What the exercise asks :: Write out the listing below again, precisely as it is given.

** BEGIN **

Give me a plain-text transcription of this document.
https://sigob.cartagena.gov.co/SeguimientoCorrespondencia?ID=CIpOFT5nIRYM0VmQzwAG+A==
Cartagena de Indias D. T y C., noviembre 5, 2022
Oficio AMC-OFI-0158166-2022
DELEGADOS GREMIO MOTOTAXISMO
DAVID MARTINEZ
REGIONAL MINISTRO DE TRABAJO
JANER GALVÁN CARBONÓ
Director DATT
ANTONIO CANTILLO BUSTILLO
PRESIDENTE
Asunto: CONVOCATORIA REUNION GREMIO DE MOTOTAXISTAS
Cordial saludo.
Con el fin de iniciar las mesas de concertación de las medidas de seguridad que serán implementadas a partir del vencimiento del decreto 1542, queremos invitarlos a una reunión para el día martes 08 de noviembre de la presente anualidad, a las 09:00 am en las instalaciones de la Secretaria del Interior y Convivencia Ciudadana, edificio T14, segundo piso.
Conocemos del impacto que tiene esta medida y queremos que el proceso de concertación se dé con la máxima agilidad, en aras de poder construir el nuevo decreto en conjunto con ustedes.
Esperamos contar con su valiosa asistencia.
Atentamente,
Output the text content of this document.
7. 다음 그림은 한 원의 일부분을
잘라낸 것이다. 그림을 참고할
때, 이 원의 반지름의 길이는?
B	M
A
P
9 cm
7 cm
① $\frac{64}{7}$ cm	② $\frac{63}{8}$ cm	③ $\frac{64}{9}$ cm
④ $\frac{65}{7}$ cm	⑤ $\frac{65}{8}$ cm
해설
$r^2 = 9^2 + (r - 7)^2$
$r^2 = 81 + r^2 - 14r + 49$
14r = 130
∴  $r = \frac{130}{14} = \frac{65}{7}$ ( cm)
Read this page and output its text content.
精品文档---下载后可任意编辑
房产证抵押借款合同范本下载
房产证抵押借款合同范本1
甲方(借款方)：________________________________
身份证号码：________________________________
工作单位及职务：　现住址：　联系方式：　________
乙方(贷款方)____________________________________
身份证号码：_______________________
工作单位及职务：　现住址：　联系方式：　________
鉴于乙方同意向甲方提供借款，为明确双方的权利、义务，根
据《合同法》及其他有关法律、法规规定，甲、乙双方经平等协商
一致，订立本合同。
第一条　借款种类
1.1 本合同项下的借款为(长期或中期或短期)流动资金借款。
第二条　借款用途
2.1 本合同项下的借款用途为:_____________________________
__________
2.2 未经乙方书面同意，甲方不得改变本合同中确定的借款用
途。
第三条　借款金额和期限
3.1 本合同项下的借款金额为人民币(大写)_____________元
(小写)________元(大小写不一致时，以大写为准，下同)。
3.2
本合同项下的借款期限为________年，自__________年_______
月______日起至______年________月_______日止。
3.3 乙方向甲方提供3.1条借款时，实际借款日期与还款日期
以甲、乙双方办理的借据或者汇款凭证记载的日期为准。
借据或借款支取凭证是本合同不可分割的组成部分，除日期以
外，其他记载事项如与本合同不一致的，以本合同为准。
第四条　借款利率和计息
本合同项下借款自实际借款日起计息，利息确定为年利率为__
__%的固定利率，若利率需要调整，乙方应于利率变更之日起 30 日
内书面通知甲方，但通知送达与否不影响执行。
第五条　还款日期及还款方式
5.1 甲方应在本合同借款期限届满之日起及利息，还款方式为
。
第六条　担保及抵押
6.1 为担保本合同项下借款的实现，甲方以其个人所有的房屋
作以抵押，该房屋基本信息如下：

** END **

Exercise result ::
Give me a plain-text transcription of this document.
https://sigob.cartagena.gov.co/SeguimientoCorrespondencia?ID=CIpOFT5nIRYM0VmQzwAG+A==
Cartagena de Indias D. T y C., noviembre 5, 2022
Oficio AMC-OFI-0158166-2022
DELEGADOS GREMIO MOTOTAXISMO
DAVID MARTINEZ
REGIONAL MINISTRO DE TRABAJO
JANER GALVÁN CARBONÓ
Director DATT
ANTONIO CANTILLO BUSTILLO
PRESIDENTE
Asunto: CONVOCATORIA REUNION GREMIO DE MOTOTAXISTAS
Cordial saludo.
Con el fin de iniciar las mesas de concertación de las medidas de seguridad que serán implementadas a partir del vencimiento del decreto 1542, queremos invitarlos a una reunión para el día martes 08 de noviembre de la presente anualidad, a las 09:00 am en las instalaciones de la Secretaria del Interior y Convivencia Ciudadana, edificio T14, segundo piso.
Conocemos del impacto que tiene esta medida y queremos que el proceso de concertación se dé con la máxima agilidad, en aras de poder construir el nuevo decreto en conjunto con ustedes.
Esperamos contar con su valiosa asistencia.
Atentamente,
Output the text content of this document.
7. 다음 그림은 한 원의 일부분을
잘라낸 것이다. 그림을 참고할
때, 이 원의 반지름의 길이는?
B	M
A
P
9 cm
7 cm
① $\frac{64}{7}$ cm	② $\frac{63}{8}$ cm	③ $\frac{64}{9}$ cm
④ $\frac{65}{7}$ cm	⑤ $\frac{65}{8}$ cm
해설
$r^2 = 9^2 + (r - 7)^2$
$r^2 = 81 + r^2 - 14r + 49$
14r = 130
∴  $r = \frac{130}{14} = \frac{65}{7}$ ( cm)
Read this page and output its text content.
精品文档---下载后可任意编辑
房产证抵押借款合同范本下载
房产证抵押借款合同范本1
甲方(借款方)：________________________________
身份证号码：________________________________
工作单位及职务：　现住址：　联系方式：　________
乙方(贷款方)____________________________________
身份证号码：_______________________
工作单位及职务：　现住址：　联系方式：　________
鉴于乙方同意向甲方提供借款，为明确双方的权利、义务，根
据《合同法》及其他有关法律、法规规定，甲、乙双方经平等协商
一致，订立本合同。
第一条　借款种类
1.1 本合同项下的借款为(长期或中期或短期)流动资金借款。
第二条　借款用途
2.1 本合同项下的借款用途为:_____________________________
__________
2.2 未经乙方书面同意，甲方不得改变本合同中确定的借款用
途。
第三条　借款金额和期限
3.1 本合同项下的借款金额为人民币(大写)_____________元
(小写)________元(大小写不一致时，以大写为准，下同)。
3.2
本合同项下的借款期限为________年，自__________年_______
月______日起至______年________月_______日止。
3.3 乙方向甲方提供3.1条借款时，实际借款日期与还款日期
以甲、乙双方办理的借据或者汇款凭证记载的日期为准。
借据或借款支取凭证是本合同不可分割的组成部分，除日期以
外，其他记载事项如与本合同不一致的，以本合同为准。
第四条　借款利率和计息
本合同项下借款自实际借款日起计息，利息确定为年利率为__
__%的固定利率，若利率需要调整，乙方应于利率变更之日起 30 日
内书面通知甲方，但通知送达与否不影响执行。
第五条　还款日期及还款方式
5.1 甲方应在本合同借款期限届满之日起及利息，还款方式为
。
第六条　担保及抵押
6.1 为担保本合同项下借款的实现，甲方以其个人所有的房屋
作以抵押，该房屋基本信息如下：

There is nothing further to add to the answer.